## EXERCISE
Lines that include the word "this" are the ones to copy.

━━━ DATA SUPPLIED ━━━

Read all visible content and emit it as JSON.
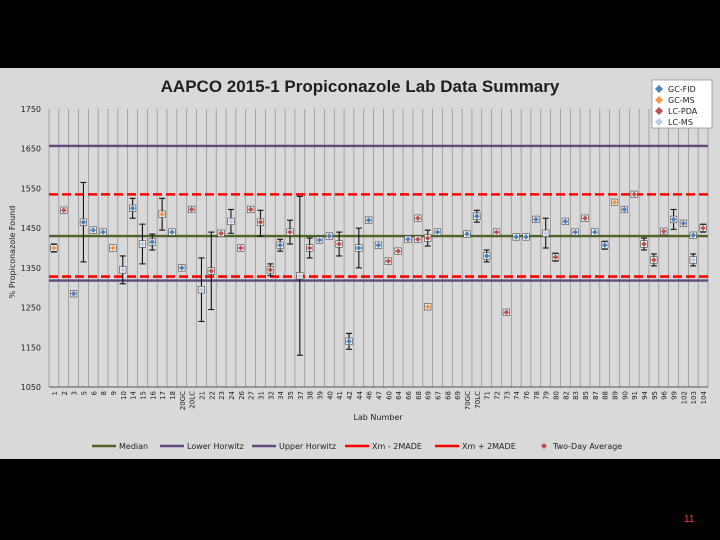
{
  "page_number": "11",
  "colors": {
    "background": "#000000",
    "panel": "#d9d9d9",
    "median": "#4f6228",
    "horwitz": "#604a7b",
    "xm": "#ff0000",
    "marker_red": "#c0504d",
    "gc_fid": "#4f81bd",
    "gc_ms": "#f79646",
    "lc_ms": "#b9cde5"
  },
  "chart_data": {
    "type": "scatter",
    "title": "AAPCO 2015-1 Propiconazole Lab Data Summary",
    "xlabel": "Lab Number",
    "ylabel": "% Propiconazole Found",
    "ylim": [
      1050,
      1750
    ],
    "yticks": [
      "1750",
      "1650",
      "1550",
      "1450",
      "1350",
      "1250",
      "1150",
      "1050"
    ],
    "grid": true,
    "legend_position": "top-right",
    "categories": [
      "1",
      "2",
      "3",
      "5",
      "6",
      "8",
      "9",
      "10",
      "14",
      "15",
      "16",
      "17",
      "18",
      "20GC",
      "20LC",
      "21",
      "22",
      "23",
      "24",
      "26",
      "27",
      "31",
      "32",
      "34",
      "35",
      "37",
      "38",
      "39",
      "40",
      "41",
      "42",
      "44",
      "46",
      "47",
      "60",
      "64",
      "66",
      "68",
      "69",
      "67",
      "68",
      "69",
      "70GC",
      "70LC",
      "71",
      "72",
      "73",
      "74",
      "76",
      "78",
      "79",
      "80",
      "82",
      "83",
      "85",
      "87",
      "88",
      "89",
      "90",
      "91",
      "94",
      "95",
      "96",
      "99",
      "102",
      "103",
      "104"
    ],
    "legend_series": [
      "GC-FID",
      "GC-MS",
      "LC-PDA",
      "LC-MS"
    ],
    "legend_lines": [
      {
        "name": "Median",
        "value": 1430,
        "style": "solid",
        "color": "#4f6228"
      },
      {
        "name": "Lower Horwitz",
        "value": 1318,
        "style": "solid",
        "color": "#604a7b"
      },
      {
        "name": "Upper Horwitz",
        "value": 1657,
        "style": "solid",
        "color": "#604a7b"
      },
      {
        "name": "Xm - 2MADE",
        "value": 1328,
        "style": "dashed",
        "color": "#ff0000"
      },
      {
        "name": "Xm + 2MADE",
        "value": 1535,
        "style": "dashed",
        "color": "#ff0000"
      },
      {
        "name": "Two-Day Average",
        "style": "marker",
        "color": "#c0504d"
      }
    ],
    "points": [
      {
        "cat": "1",
        "v": 1400,
        "lo": 1390,
        "hi": 1410,
        "m": "GC-MS"
      },
      {
        "cat": "2",
        "v": 1495,
        "lo": 1490,
        "hi": 1500,
        "m": "LC-PDA"
      },
      {
        "cat": "3",
        "v": 1285,
        "lo": 1280,
        "hi": 1290,
        "m": "GC-FID"
      },
      {
        "cat": "5",
        "v": 1465,
        "lo": 1365,
        "hi": 1565,
        "m": "GC-FID"
      },
      {
        "cat": "6",
        "v": 1445,
        "lo": 1440,
        "hi": 1450,
        "m": "GC-FID"
      },
      {
        "cat": "8",
        "v": 1440,
        "lo": 1435,
        "hi": 1445,
        "m": "GC-FID"
      },
      {
        "cat": "9",
        "v": 1400,
        "lo": 1395,
        "hi": 1405,
        "m": "GC-MS"
      },
      {
        "cat": "10",
        "v": 1345,
        "lo": 1310,
        "hi": 1380,
        "m": "LC-MS"
      },
      {
        "cat": "14",
        "v": 1500,
        "lo": 1475,
        "hi": 1525,
        "m": "GC-FID"
      },
      {
        "cat": "15",
        "v": 1410,
        "lo": 1360,
        "hi": 1460,
        "m": "LC-MS"
      },
      {
        "cat": "16",
        "v": 1415,
        "lo": 1395,
        "hi": 1435,
        "m": "GC-FID"
      },
      {
        "cat": "17",
        "v": 1485,
        "lo": 1445,
        "hi": 1525,
        "m": "GC-MS"
      },
      {
        "cat": "18",
        "v": 1440,
        "lo": 1435,
        "hi": 1445,
        "m": "GC-FID"
      },
      {
        "cat": "20GC",
        "v": 1350,
        "lo": 1345,
        "hi": 1355,
        "m": "GC-FID"
      },
      {
        "cat": "20LC",
        "v": 1497,
        "lo": 1492,
        "hi": 1502,
        "m": "LC-PDA"
      },
      {
        "cat": "21",
        "v": 1295,
        "lo": 1215,
        "hi": 1375,
        "m": "LC-MS"
      },
      {
        "cat": "22",
        "v": 1342,
        "lo": 1245,
        "hi": 1440,
        "m": "LC-PDA"
      },
      {
        "cat": "23",
        "v": 1437,
        "lo": 1432,
        "hi": 1442,
        "m": "LC-PDA"
      },
      {
        "cat": "24",
        "v": 1467,
        "lo": 1437,
        "hi": 1497,
        "m": "LC-MS"
      },
      {
        "cat": "26",
        "v": 1400,
        "lo": 1395,
        "hi": 1405,
        "m": "LC-PDA"
      },
      {
        "cat": "27",
        "v": 1497,
        "lo": 1492,
        "hi": 1502,
        "m": "LC-PDA"
      },
      {
        "cat": "31",
        "v": 1465,
        "lo": 1430,
        "hi": 1495,
        "m": "LC-PDA"
      },
      {
        "cat": "32",
        "v": 1345,
        "lo": 1330,
        "hi": 1360,
        "m": "LC-PDA"
      },
      {
        "cat": "34",
        "v": 1407,
        "lo": 1392,
        "hi": 1422,
        "m": "GC-FID"
      },
      {
        "cat": "35",
        "v": 1440,
        "lo": 1410,
        "hi": 1470,
        "m": "LC-PDA"
      },
      {
        "cat": "37",
        "v": 1330,
        "lo": 1130,
        "hi": 1530,
        "m": "LC-MS"
      },
      {
        "cat": "38",
        "v": 1400,
        "lo": 1375,
        "hi": 1425,
        "m": "LC-PDA"
      },
      {
        "cat": "39",
        "v": 1420,
        "lo": 1415,
        "hi": 1425,
        "m": "GC-FID"
      },
      {
        "cat": "40",
        "v": 1430,
        "lo": 1425,
        "hi": 1435,
        "m": "GC-FID"
      },
      {
        "cat": "41",
        "v": 1410,
        "lo": 1380,
        "hi": 1440,
        "m": "LC-PDA"
      },
      {
        "cat": "42",
        "v": 1165,
        "lo": 1145,
        "hi": 1185,
        "m": "GC-FID"
      },
      {
        "cat": "44",
        "v": 1400,
        "lo": 1350,
        "hi": 1450,
        "m": "GC-FID"
      },
      {
        "cat": "46",
        "v": 1470,
        "lo": 1465,
        "hi": 1475,
        "m": "GC-FID"
      },
      {
        "cat": "47",
        "v": 1407,
        "lo": 1402,
        "hi": 1412,
        "m": "GC-FID"
      },
      {
        "cat": "60",
        "v": 1367,
        "lo": 1362,
        "hi": 1372,
        "m": "LC-PDA"
      },
      {
        "cat": "64",
        "v": 1392,
        "lo": 1387,
        "hi": 1397,
        "m": "LC-PDA"
      },
      {
        "cat": "66",
        "v": 1422,
        "lo": 1417,
        "hi": 1427,
        "m": "GC-FID"
      },
      {
        "cat": "68",
        "v": 1475,
        "lo": 1470,
        "hi": 1480,
        "m": "LC-PDA"
      },
      {
        "cat": "69",
        "v": 1425,
        "lo": 1405,
        "hi": 1445,
        "m": "LC-PDA"
      },
      {
        "cat": "67",
        "v": 1440,
        "lo": 1435,
        "hi": 1445,
        "m": "GC-FID"
      },
      {
        "cat": "68",
        "v": 1422,
        "lo": 1417,
        "hi": 1427,
        "m": "LC-PDA"
      },
      {
        "cat": "69",
        "v": 1252,
        "lo": 1247,
        "hi": 1257,
        "m": "GC-MS"
      },
      {
        "cat": "70GC",
        "v": 1435,
        "lo": 1430,
        "hi": 1440,
        "m": "GC-FID"
      },
      {
        "cat": "70LC",
        "v": 1480,
        "lo": 1465,
        "hi": 1495,
        "m": "GC-FID"
      },
      {
        "cat": "71",
        "v": 1380,
        "lo": 1365,
        "hi": 1395,
        "m": "GC-FID"
      },
      {
        "cat": "72",
        "v": 1440,
        "lo": 1435,
        "hi": 1445,
        "m": "LC-PDA"
      },
      {
        "cat": "73",
        "v": 1238,
        "lo": 1233,
        "hi": 1243,
        "m": "LC-PDA"
      },
      {
        "cat": "74",
        "v": 1428,
        "lo": 1423,
        "hi": 1433,
        "m": "GC-FID"
      },
      {
        "cat": "76",
        "v": 1428,
        "lo": 1423,
        "hi": 1433,
        "m": "GC-FID"
      },
      {
        "cat": "78",
        "v": 1472,
        "lo": 1467,
        "hi": 1477,
        "m": "GC-FID"
      },
      {
        "cat": "79",
        "v": 1437,
        "lo": 1400,
        "hi": 1475,
        "m": "LC-MS"
      },
      {
        "cat": "80",
        "v": 1377,
        "lo": 1367,
        "hi": 1387,
        "m": "LC-PDA"
      },
      {
        "cat": "82",
        "v": 1467,
        "lo": 1462,
        "hi": 1472,
        "m": "GC-FID"
      },
      {
        "cat": "83",
        "v": 1440,
        "lo": 1435,
        "hi": 1445,
        "m": "GC-FID"
      },
      {
        "cat": "85",
        "v": 1475,
        "lo": 1470,
        "hi": 1480,
        "m": "LC-PDA"
      },
      {
        "cat": "87",
        "v": 1440,
        "lo": 1435,
        "hi": 1445,
        "m": "GC-FID"
      },
      {
        "cat": "88",
        "v": 1407,
        "lo": 1397,
        "hi": 1417,
        "m": "GC-FID"
      },
      {
        "cat": "89",
        "v": 1515,
        "lo": 1510,
        "hi": 1520,
        "m": "GC-MS"
      },
      {
        "cat": "90",
        "v": 1497,
        "lo": 1492,
        "hi": 1502,
        "m": "GC-FID"
      },
      {
        "cat": "91",
        "v": 1535,
        "lo": 1530,
        "hi": 1540,
        "m": "LC-PDA"
      },
      {
        "cat": "94",
        "v": 1410,
        "lo": 1395,
        "hi": 1425,
        "m": "LC-PDA"
      },
      {
        "cat": "95",
        "v": 1370,
        "lo": 1355,
        "hi": 1385,
        "m": "LC-PDA"
      },
      {
        "cat": "96",
        "v": 1442,
        "lo": 1437,
        "hi": 1447,
        "m": "LC-PDA"
      },
      {
        "cat": "99",
        "v": 1472,
        "lo": 1447,
        "hi": 1497,
        "m": "GC-FID"
      },
      {
        "cat": "102",
        "v": 1462,
        "lo": 1457,
        "hi": 1467,
        "m": "GC-FID"
      },
      {
        "cat": "103",
        "v": 1370,
        "lo": 1355,
        "hi": 1385,
        "m": "LC-MS"
      },
      {
        "cat": "103",
        "v": 1432,
        "lo": 1427,
        "hi": 1437,
        "m": "GC-FID"
      },
      {
        "cat": "104",
        "v": 1450,
        "lo": 1440,
        "hi": 1460,
        "m": "LC-PDA"
      }
    ]
  }
}
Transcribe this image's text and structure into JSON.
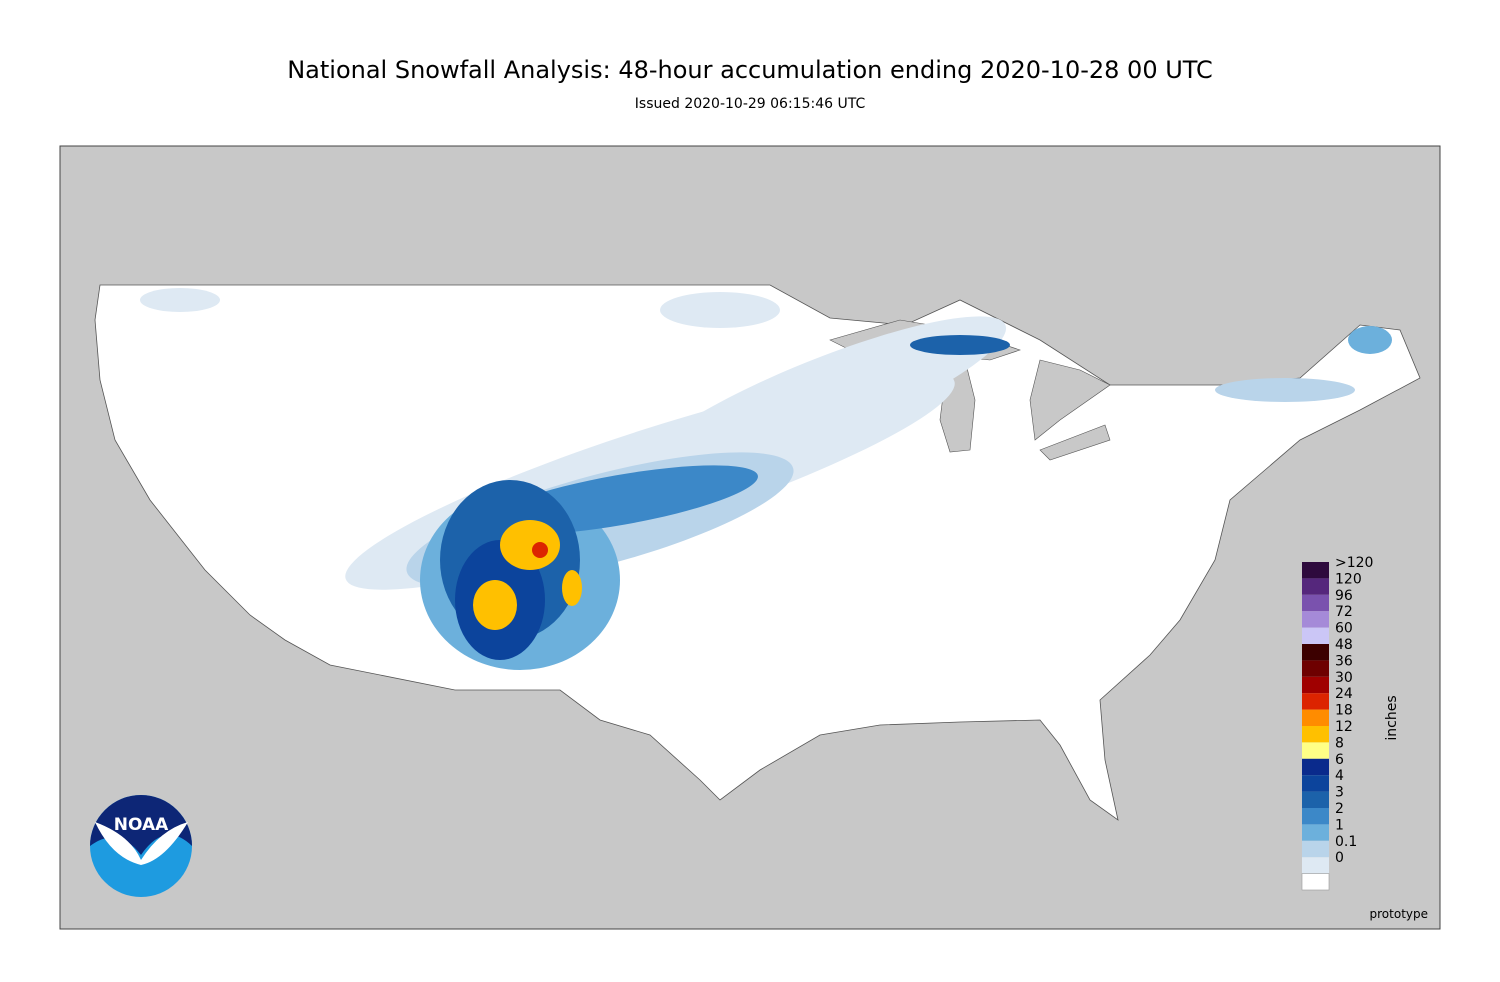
{
  "header": {
    "title": "National Snowfall Analysis: 48-hour accumulation ending 2020-10-28 00 UTC",
    "subtitle": "Issued 2020-10-29 06:15:46 UTC"
  },
  "legend": {
    "unit": "inches",
    "items": [
      {
        "label": ">120",
        "color": "#2e0a3d"
      },
      {
        "label": 120,
        "color": "#55277c"
      },
      {
        "label": 96,
        "color": "#7a52ae"
      },
      {
        "label": 72,
        "color": "#a58ad8"
      },
      {
        "label": 60,
        "color": "#cbc6f6"
      },
      {
        "label": 48,
        "color": "#3c0000"
      },
      {
        "label": 36,
        "color": "#6e0000"
      },
      {
        "label": 30,
        "color": "#a00000"
      },
      {
        "label": 24,
        "color": "#dc2400"
      },
      {
        "label": 18,
        "color": "#ff8c00"
      },
      {
        "label": 12,
        "color": "#ffc000"
      },
      {
        "label": 8,
        "color": "#ffff86"
      },
      {
        "label": 6,
        "color": "#0a2a8c"
      },
      {
        "label": 4,
        "color": "#0c449c"
      },
      {
        "label": 3,
        "color": "#1c62aa"
      },
      {
        "label": 2,
        "color": "#3c88c8"
      },
      {
        "label": 1,
        "color": "#6cb0dc"
      },
      {
        "label": 0.1,
        "color": "#b9d4ea"
      },
      {
        "label": 0,
        "color": "#dee9f3"
      }
    ]
  },
  "logo": {
    "text": "NOAA"
  },
  "footer": {
    "note": "prototype"
  }
}
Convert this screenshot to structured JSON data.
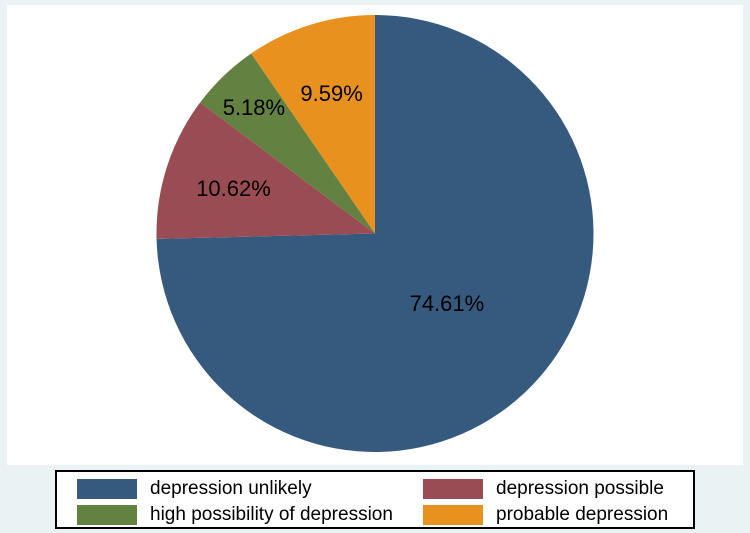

━━━

## TASK ANSWER
Transcribe this image's text and structure into JSON.
Convert this screenshot to structured JSON data.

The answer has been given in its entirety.